INSTRUCTIONS TO FOLLOW:
Reproduce every entry in the listing without alteration.

RECORDS SHOWN:
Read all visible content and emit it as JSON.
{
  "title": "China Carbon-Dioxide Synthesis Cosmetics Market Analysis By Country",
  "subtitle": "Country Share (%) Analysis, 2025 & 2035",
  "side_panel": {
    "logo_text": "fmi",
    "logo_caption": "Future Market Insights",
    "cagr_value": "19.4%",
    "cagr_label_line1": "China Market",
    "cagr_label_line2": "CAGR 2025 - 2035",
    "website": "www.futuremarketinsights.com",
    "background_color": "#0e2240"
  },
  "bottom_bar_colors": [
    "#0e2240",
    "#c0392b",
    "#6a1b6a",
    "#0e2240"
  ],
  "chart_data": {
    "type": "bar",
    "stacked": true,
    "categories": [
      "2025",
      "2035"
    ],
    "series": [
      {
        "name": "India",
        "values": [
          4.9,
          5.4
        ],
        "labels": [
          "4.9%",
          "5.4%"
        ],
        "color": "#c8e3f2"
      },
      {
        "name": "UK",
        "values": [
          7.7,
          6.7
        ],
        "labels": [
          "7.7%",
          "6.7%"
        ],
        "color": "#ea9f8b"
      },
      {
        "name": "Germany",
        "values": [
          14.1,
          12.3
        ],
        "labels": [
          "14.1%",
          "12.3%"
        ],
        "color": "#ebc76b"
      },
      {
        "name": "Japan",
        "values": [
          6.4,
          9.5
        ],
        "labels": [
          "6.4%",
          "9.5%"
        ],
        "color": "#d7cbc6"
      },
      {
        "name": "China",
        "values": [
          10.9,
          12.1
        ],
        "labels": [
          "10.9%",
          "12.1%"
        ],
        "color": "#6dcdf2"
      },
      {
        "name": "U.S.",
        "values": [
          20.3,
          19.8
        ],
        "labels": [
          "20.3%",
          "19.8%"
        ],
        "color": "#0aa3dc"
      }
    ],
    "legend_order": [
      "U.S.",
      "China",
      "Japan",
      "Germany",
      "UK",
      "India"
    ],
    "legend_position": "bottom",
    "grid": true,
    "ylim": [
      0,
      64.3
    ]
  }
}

EXPECTED ANSWER:
Read all visible content and emit it as JSON.
{
  "title": "China Carbon-Dioxide Synthesis Cosmetics Market Analysis By Country",
  "subtitle": "Country Share (%) Analysis, 2025 & 2035",
  "side_panel": {
    "logo_text": "fmi",
    "logo_caption": "Future Market Insights",
    "cagr_value": "19.4%",
    "cagr_label_line1": "China Market",
    "cagr_label_line2": "CAGR 2025 - 2035",
    "website": "www.futuremarketinsights.com",
    "background_color": "#0e2240"
  },
  "bottom_bar_colors": [
    "#0e2240",
    "#c0392b",
    "#6a1b6a",
    "#0e2240"
  ],
  "chart_data": {
    "type": "bar",
    "stacked": true,
    "categories": [
      "2025",
      "2035"
    ],
    "series": [
      {
        "name": "India",
        "values": [
          4.9,
          5.4
        ],
        "labels": [
          "4.9%",
          "5.4%"
        ],
        "color": "#c8e3f2"
      },
      {
        "name": "UK",
        "values": [
          7.7,
          6.7
        ],
        "labels": [
          "7.7%",
          "6.7%"
        ],
        "color": "#ea9f8b"
      },
      {
        "name": "Germany",
        "values": [
          14.1,
          12.3
        ],
        "labels": [
          "14.1%",
          "12.3%"
        ],
        "color": "#ebc76b"
      },
      {
        "name": "Japan",
        "values": [
          6.4,
          9.5
        ],
        "labels": [
          "6.4%",
          "9.5%"
        ],
        "color": "#d7cbc6"
      },
      {
        "name": "China",
        "values": [
          10.9,
          12.1
        ],
        "labels": [
          "10.9%",
          "12.1%"
        ],
        "color": "#6dcdf2"
      },
      {
        "name": "U.S.",
        "values": [
          20.3,
          19.8
        ],
        "labels": [
          "20.3%",
          "19.8%"
        ],
        "color": "#0aa3dc"
      }
    ],
    "legend_order": [
      "U.S.",
      "China",
      "Japan",
      "Germany",
      "UK",
      "India"
    ],
    "legend_position": "bottom",
    "grid": true,
    "ylim": [
      0,
      64.3
    ]
  }
}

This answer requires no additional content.